___ Listed records
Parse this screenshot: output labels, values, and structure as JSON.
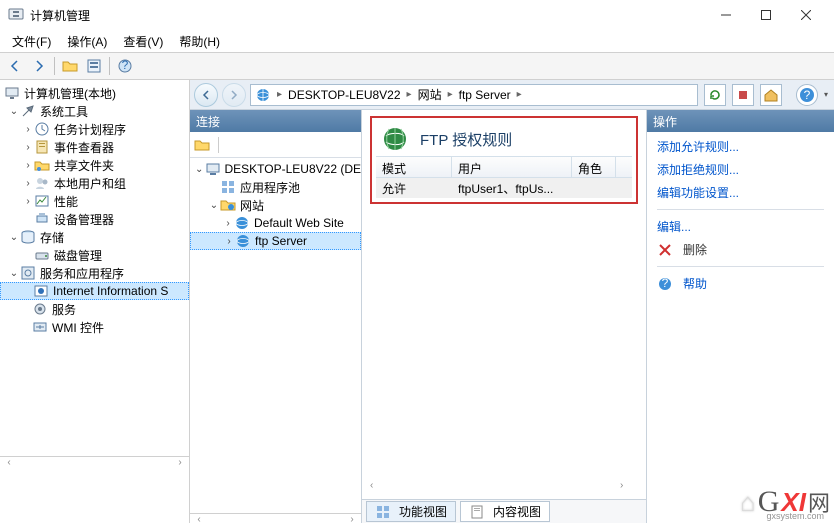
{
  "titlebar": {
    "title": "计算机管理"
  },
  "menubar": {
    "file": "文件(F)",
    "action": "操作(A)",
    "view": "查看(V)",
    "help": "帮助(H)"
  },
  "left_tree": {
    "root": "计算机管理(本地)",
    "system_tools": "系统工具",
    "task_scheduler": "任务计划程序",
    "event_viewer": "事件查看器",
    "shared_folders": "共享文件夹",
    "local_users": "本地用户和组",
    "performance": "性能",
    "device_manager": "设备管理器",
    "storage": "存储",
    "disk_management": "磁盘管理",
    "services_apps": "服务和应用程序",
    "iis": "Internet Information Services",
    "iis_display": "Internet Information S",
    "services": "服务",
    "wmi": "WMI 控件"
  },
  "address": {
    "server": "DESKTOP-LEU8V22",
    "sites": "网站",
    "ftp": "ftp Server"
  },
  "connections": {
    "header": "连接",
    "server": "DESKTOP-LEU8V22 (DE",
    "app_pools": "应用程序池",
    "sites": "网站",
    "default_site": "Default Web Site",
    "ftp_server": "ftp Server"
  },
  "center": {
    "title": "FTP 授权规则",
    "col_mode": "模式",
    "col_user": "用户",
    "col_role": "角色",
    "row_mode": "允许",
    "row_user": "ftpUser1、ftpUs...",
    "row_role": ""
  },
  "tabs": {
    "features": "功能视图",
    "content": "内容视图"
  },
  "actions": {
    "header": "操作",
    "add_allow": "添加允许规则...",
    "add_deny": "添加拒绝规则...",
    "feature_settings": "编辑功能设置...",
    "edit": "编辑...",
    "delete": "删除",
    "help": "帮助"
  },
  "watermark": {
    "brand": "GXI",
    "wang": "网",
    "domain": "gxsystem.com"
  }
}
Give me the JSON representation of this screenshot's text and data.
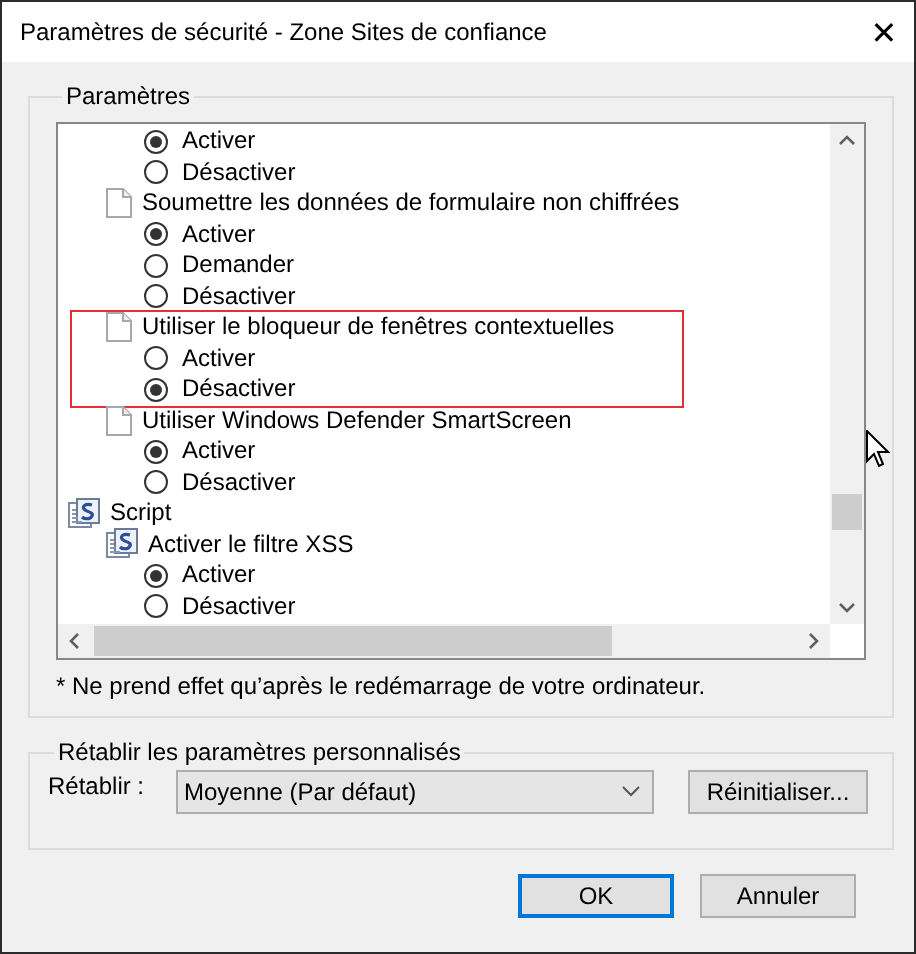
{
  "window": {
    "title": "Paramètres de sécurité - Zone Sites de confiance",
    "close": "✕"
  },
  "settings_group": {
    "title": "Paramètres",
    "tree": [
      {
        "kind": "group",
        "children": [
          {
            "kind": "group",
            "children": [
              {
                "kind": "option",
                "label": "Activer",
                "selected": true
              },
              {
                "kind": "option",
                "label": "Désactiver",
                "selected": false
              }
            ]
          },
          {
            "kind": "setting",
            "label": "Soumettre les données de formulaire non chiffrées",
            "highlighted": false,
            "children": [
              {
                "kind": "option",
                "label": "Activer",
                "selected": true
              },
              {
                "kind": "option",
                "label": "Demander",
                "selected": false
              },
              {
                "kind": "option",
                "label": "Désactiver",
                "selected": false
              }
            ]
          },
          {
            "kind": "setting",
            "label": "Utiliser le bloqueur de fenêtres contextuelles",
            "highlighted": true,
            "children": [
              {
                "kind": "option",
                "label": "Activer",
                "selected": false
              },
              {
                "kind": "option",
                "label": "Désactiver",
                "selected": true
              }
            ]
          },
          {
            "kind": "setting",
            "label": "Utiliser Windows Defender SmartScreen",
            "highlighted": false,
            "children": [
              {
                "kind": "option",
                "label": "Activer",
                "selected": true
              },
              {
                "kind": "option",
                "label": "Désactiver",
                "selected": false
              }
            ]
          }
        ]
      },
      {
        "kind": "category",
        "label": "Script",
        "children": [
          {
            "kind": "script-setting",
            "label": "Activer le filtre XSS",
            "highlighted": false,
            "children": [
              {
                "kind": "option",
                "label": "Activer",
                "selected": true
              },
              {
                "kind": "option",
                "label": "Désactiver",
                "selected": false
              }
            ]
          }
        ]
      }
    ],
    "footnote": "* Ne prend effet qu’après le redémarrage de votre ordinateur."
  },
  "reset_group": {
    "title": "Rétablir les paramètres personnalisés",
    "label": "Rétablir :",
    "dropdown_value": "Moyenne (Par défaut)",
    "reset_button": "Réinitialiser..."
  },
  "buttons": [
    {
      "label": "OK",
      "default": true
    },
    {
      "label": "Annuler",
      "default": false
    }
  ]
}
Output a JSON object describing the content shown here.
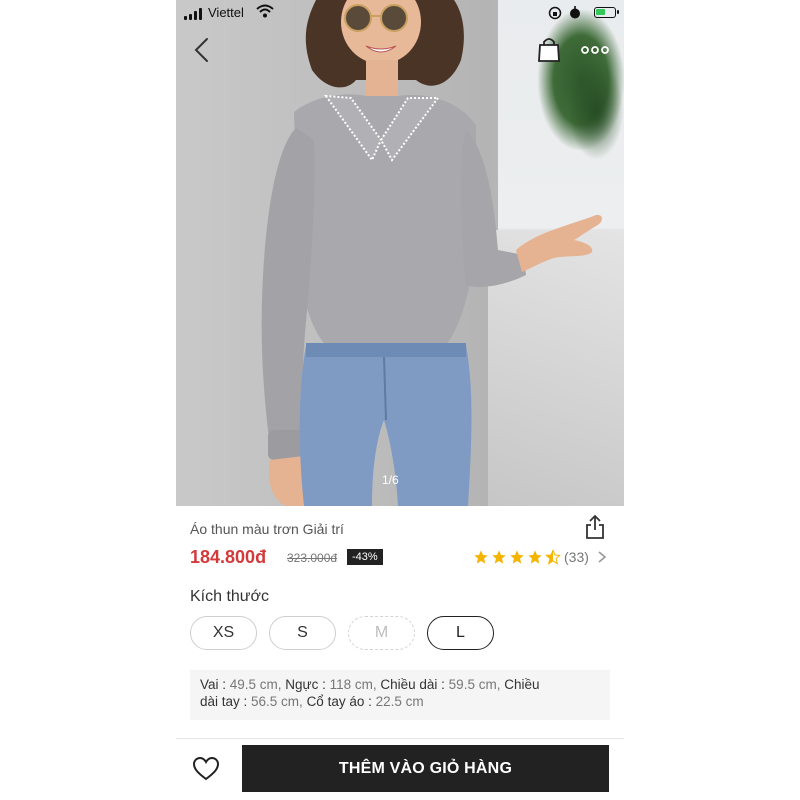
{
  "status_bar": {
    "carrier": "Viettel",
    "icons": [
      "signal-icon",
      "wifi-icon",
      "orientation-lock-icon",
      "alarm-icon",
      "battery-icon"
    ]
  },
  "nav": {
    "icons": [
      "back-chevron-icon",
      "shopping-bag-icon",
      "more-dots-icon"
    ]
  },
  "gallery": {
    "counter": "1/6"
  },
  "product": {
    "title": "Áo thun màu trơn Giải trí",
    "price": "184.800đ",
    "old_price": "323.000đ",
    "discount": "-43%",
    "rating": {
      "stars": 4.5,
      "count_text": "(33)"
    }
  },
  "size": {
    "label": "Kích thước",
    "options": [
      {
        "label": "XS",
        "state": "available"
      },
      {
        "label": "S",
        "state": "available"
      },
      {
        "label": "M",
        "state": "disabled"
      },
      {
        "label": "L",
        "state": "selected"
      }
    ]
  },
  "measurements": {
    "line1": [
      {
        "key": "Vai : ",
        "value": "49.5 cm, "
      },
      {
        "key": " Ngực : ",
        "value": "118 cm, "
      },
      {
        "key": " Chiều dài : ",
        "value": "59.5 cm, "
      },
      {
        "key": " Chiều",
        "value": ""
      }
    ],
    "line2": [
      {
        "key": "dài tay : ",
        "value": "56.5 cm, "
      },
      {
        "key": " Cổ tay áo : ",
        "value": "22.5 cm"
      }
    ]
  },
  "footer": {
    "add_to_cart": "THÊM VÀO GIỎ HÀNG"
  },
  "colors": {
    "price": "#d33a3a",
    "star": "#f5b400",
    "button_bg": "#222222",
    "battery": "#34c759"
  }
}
______
___ Listed records
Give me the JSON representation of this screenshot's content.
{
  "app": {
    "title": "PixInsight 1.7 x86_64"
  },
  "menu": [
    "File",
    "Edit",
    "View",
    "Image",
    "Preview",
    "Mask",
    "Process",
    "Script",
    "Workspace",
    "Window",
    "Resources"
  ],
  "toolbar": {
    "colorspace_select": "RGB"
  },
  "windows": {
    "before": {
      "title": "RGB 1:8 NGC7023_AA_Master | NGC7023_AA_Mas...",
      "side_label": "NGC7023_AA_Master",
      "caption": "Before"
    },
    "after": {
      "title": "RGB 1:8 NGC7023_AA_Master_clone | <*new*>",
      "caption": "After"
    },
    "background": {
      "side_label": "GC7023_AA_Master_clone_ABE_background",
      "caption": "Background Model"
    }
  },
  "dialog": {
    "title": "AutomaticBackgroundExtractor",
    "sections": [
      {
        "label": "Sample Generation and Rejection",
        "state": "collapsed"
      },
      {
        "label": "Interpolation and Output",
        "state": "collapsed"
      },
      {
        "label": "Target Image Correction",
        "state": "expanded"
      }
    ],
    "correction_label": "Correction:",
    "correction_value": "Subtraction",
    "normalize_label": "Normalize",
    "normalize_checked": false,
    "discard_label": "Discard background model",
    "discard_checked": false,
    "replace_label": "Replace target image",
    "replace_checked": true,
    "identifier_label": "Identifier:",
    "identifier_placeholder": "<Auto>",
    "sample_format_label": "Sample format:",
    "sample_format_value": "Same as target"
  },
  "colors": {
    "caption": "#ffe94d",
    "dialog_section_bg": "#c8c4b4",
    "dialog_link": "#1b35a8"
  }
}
______
Set task: Each line that has the word "this" counts once. How many such lines are in the data? Give the number alone.

Complete answer: 3